* _Brief_: Only the lines from the one holding "What data populates" to the end of the data should be echoed, exactly as they appear, minus the pictures.

* _Available records_:
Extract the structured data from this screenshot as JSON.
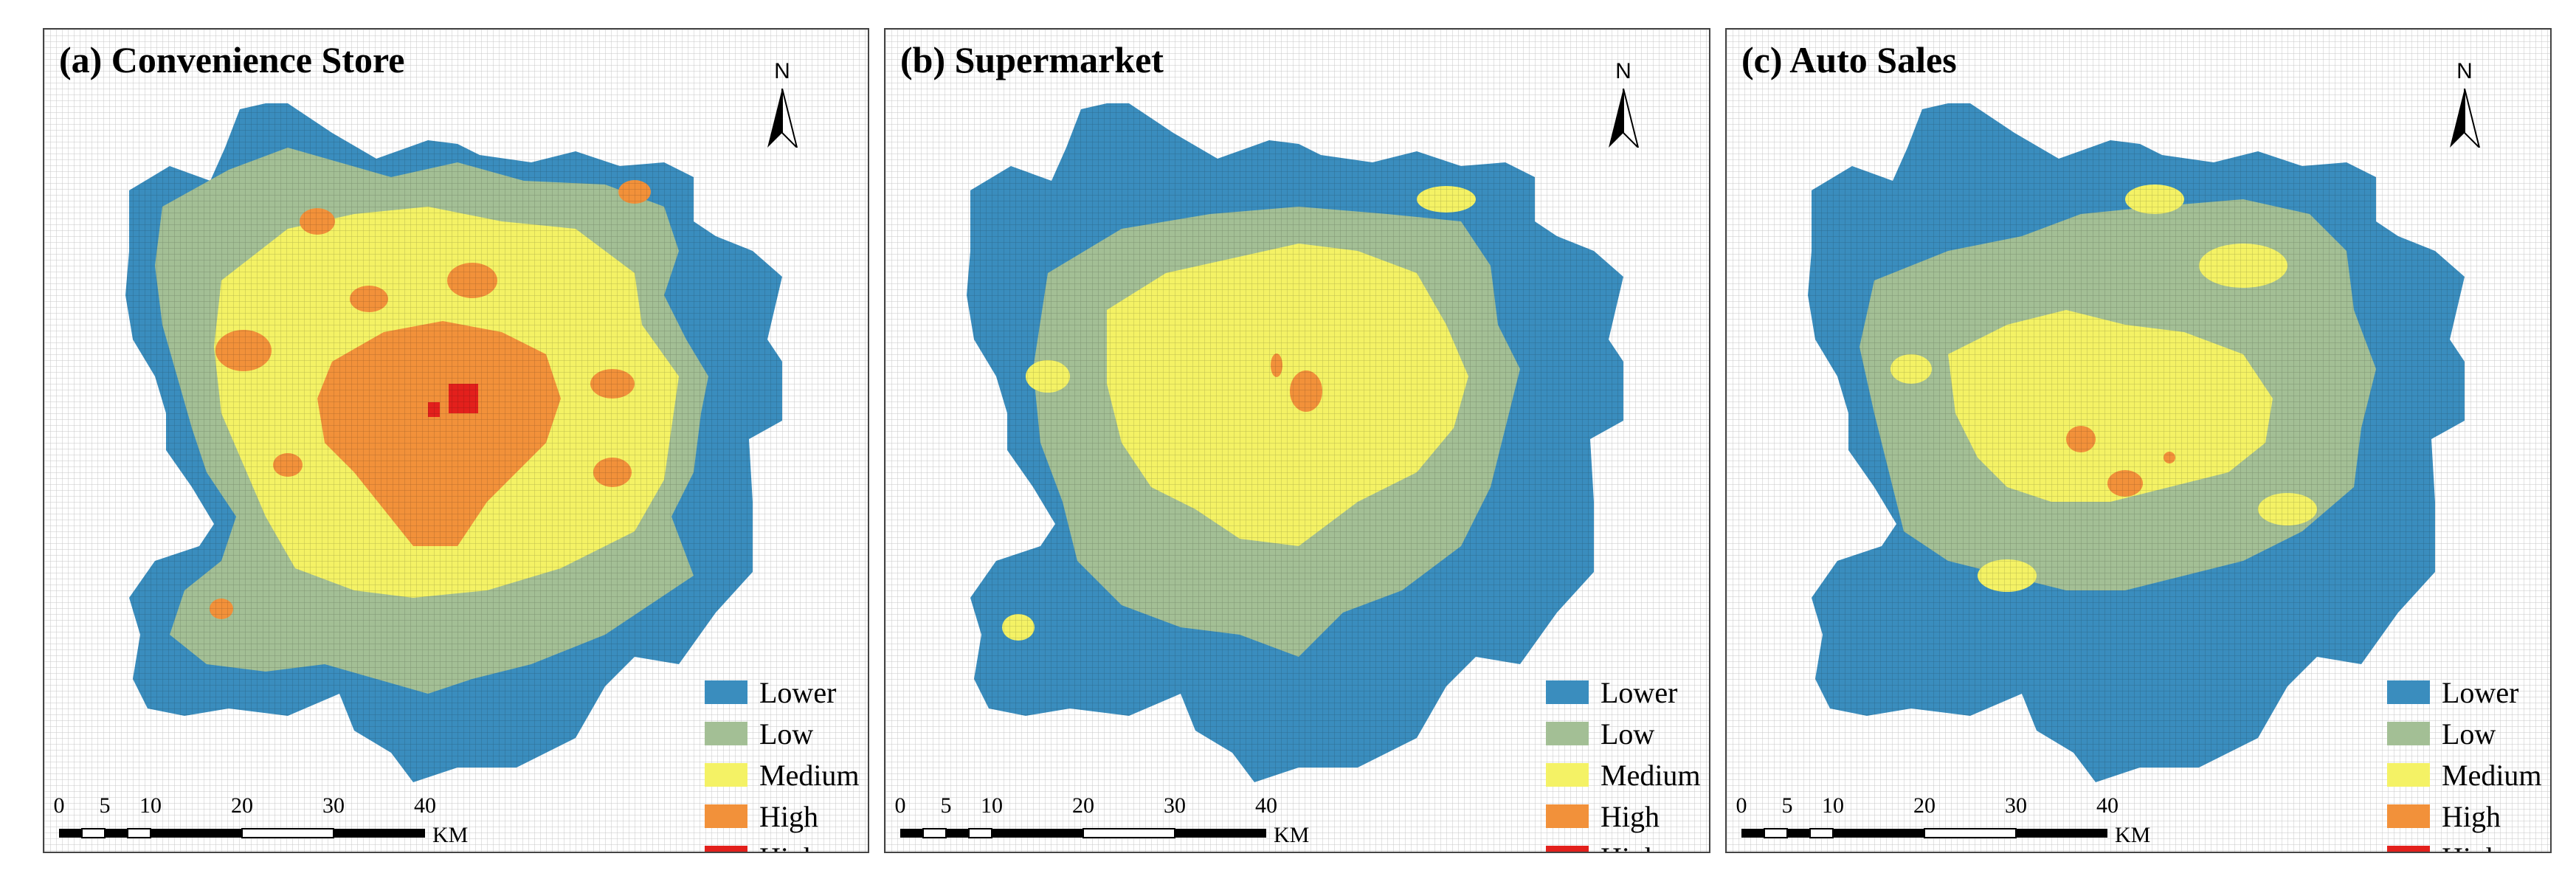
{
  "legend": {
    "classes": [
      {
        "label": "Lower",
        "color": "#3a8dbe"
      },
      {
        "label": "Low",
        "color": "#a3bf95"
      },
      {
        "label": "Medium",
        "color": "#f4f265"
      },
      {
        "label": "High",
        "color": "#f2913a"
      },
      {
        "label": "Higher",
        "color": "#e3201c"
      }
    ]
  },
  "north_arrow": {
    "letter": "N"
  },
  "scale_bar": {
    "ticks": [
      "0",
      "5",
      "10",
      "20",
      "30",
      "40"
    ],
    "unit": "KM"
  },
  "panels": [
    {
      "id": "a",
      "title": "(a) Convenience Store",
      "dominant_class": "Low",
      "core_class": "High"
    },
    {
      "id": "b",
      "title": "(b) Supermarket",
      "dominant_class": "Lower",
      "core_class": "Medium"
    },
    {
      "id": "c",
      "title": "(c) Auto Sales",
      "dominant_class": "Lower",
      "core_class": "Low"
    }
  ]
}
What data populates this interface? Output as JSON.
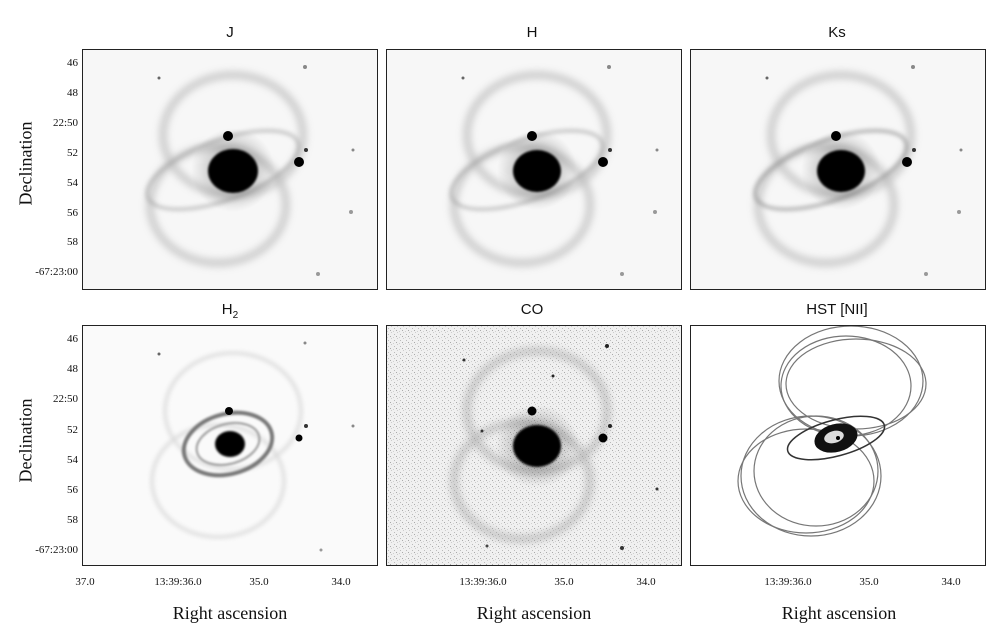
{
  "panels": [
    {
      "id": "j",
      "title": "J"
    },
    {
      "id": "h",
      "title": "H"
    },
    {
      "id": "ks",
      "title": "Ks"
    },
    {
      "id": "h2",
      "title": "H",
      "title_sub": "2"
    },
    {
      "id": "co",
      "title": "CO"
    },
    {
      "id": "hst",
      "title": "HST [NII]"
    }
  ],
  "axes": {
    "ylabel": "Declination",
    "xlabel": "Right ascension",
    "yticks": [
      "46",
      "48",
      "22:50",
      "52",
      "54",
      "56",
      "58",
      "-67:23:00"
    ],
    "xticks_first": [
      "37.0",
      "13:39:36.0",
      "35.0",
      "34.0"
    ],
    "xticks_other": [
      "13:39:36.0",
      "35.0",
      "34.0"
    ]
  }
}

* _Response_:
What data populates this interface? Output as JSON.
{
  "panels": [
    {
      "id": "j",
      "title": "J"
    },
    {
      "id": "h",
      "title": "H"
    },
    {
      "id": "ks",
      "title": "Ks"
    },
    {
      "id": "h2",
      "title": "H",
      "title_sub": "2"
    },
    {
      "id": "co",
      "title": "CO"
    },
    {
      "id": "hst",
      "title": "HST [NII]"
    }
  ],
  "axes": {
    "ylabel": "Declination",
    "xlabel": "Right ascension",
    "yticks": [
      "46",
      "48",
      "22:50",
      "52",
      "54",
      "56",
      "58",
      "-67:23:00"
    ],
    "xticks_first": [
      "37.0",
      "13:39:36.0",
      "35.0",
      "34.0"
    ],
    "xticks_other": [
      "13:39:36.0",
      "35.0",
      "34.0"
    ]
  }
}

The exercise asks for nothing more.